■ EXERCISE OBJECTIVE ■
Below are entries; copy exactly, and only, the lines from the one containing "Decode this image" through their final line, leaving out pictures.

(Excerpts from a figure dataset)
= = = = =
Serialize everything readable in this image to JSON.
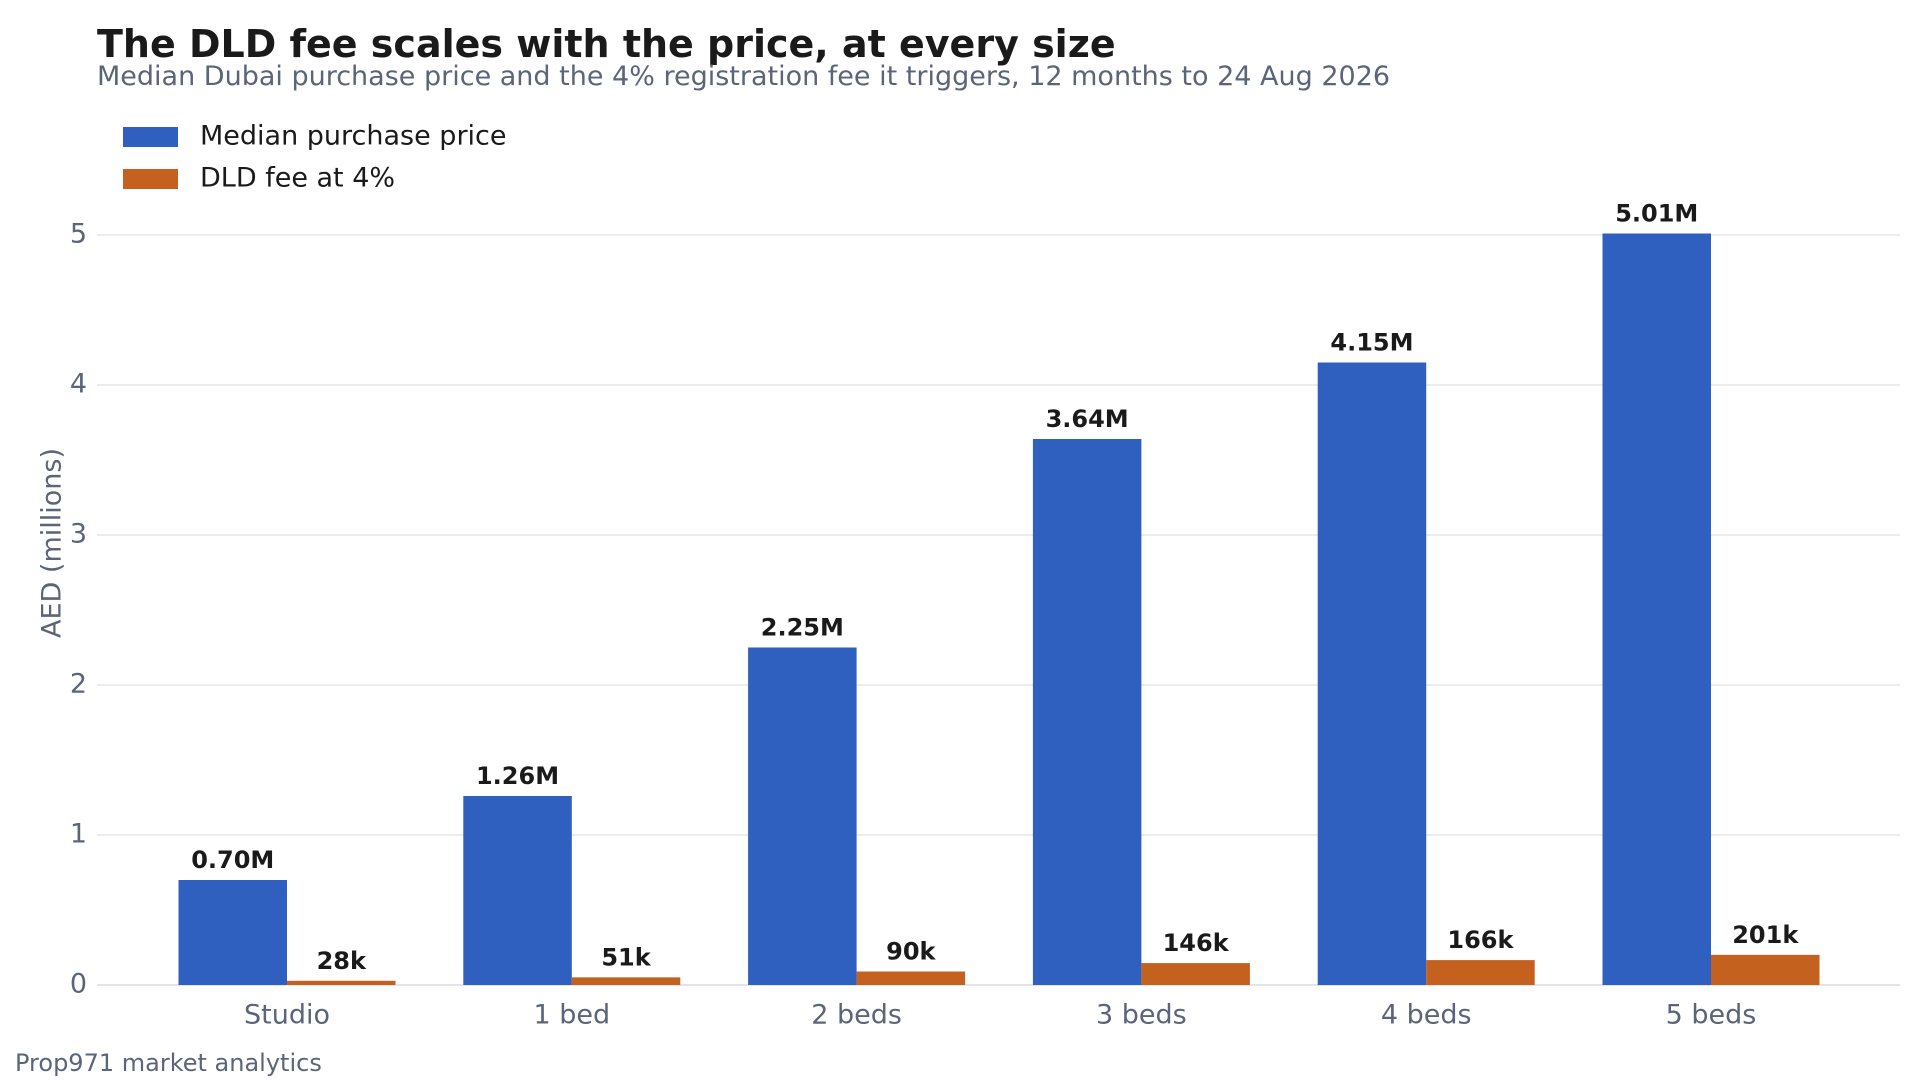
{
  "chart_data": {
    "type": "bar",
    "title": "The DLD fee scales with the price, at every size",
    "subtitle": "Median Dubai purchase price and the 4% registration fee it triggers, 12 months to 24 Aug 2026",
    "xlabel": "",
    "ylabel": "AED (millions)",
    "ylim": [
      0,
      5.4
    ],
    "yticks": [
      0,
      1,
      2,
      3,
      4,
      5
    ],
    "categories": [
      "Studio",
      "1 bed",
      "2 beds",
      "3 beds",
      "4 beds",
      "5 beds"
    ],
    "series": [
      {
        "name": "Median purchase price",
        "color": "#2f5fbf",
        "values": [
          0.7,
          1.26,
          2.25,
          3.64,
          4.15,
          5.01
        ],
        "labels": [
          "0.70M",
          "1.26M",
          "2.25M",
          "3.64M",
          "4.15M",
          "5.01M"
        ]
      },
      {
        "name": "DLD fee at 4%",
        "color": "#c4611f",
        "values": [
          0.028,
          0.051,
          0.09,
          0.146,
          0.166,
          0.201
        ],
        "labels": [
          "28k",
          "51k",
          "90k",
          "146k",
          "166k",
          "201k"
        ]
      }
    ],
    "grid": true,
    "legend": "top-left"
  },
  "source": "Prop971 market analytics"
}
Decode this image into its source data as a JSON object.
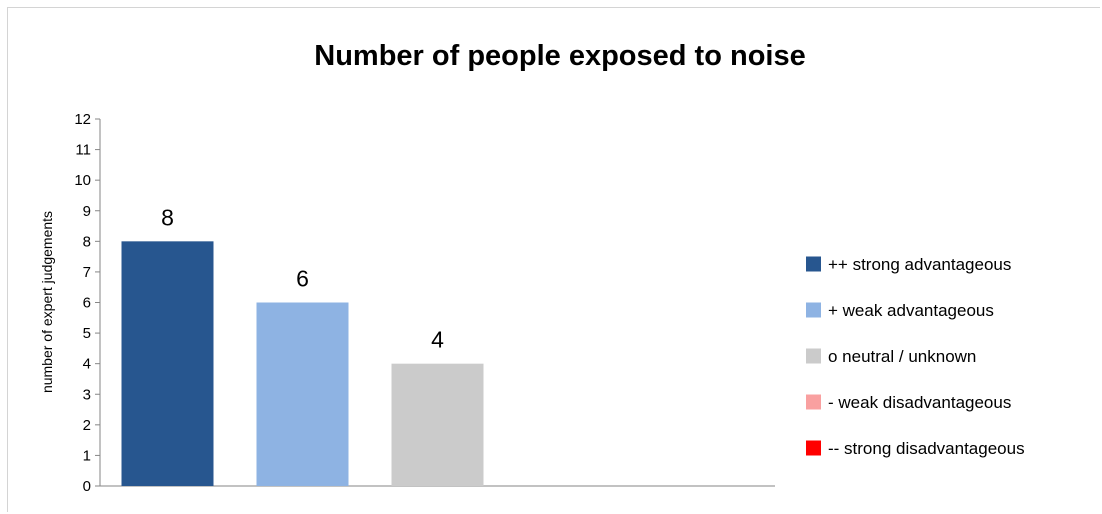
{
  "chart_data": {
    "type": "bar",
    "title": "Number of people exposed to noise",
    "ylabel": "number of expert judgements",
    "xlabel": "",
    "ylim": [
      0,
      12
    ],
    "yticks": [
      0,
      1,
      2,
      3,
      4,
      5,
      6,
      7,
      8,
      9,
      10,
      11,
      12
    ],
    "grid": false,
    "legend_position": "right",
    "categories": [
      "++ strong advantageous",
      "+ weak advantageous",
      "o neutral / unknown",
      "- weak disadvantageous",
      "-- strong disadvantageous"
    ],
    "values": [
      8,
      6,
      4,
      0,
      0
    ],
    "data_labels": [
      "8",
      "6",
      "4",
      "",
      ""
    ],
    "colors": [
      "#27568f",
      "#8eb3e3",
      "#cbcbcb",
      "#f9a0a0",
      "#ff0000"
    ]
  }
}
= = = = =
■ EXERCISE RESPONSE ■
Decode this image into its source data as a JSON object.
{
  "chart_data": {
    "type": "bar",
    "title": "Number of people exposed to noise",
    "ylabel": "number of expert judgements",
    "xlabel": "",
    "ylim": [
      0,
      12
    ],
    "yticks": [
      0,
      1,
      2,
      3,
      4,
      5,
      6,
      7,
      8,
      9,
      10,
      11,
      12
    ],
    "grid": false,
    "legend_position": "right",
    "categories": [
      "++ strong advantageous",
      "+ weak advantageous",
      "o neutral / unknown",
      "- weak disadvantageous",
      "-- strong disadvantageous"
    ],
    "values": [
      8,
      6,
      4,
      0,
      0
    ],
    "data_labels": [
      "8",
      "6",
      "4",
      "",
      ""
    ],
    "colors": [
      "#27568f",
      "#8eb3e3",
      "#cbcbcb",
      "#f9a0a0",
      "#ff0000"
    ]
  }
}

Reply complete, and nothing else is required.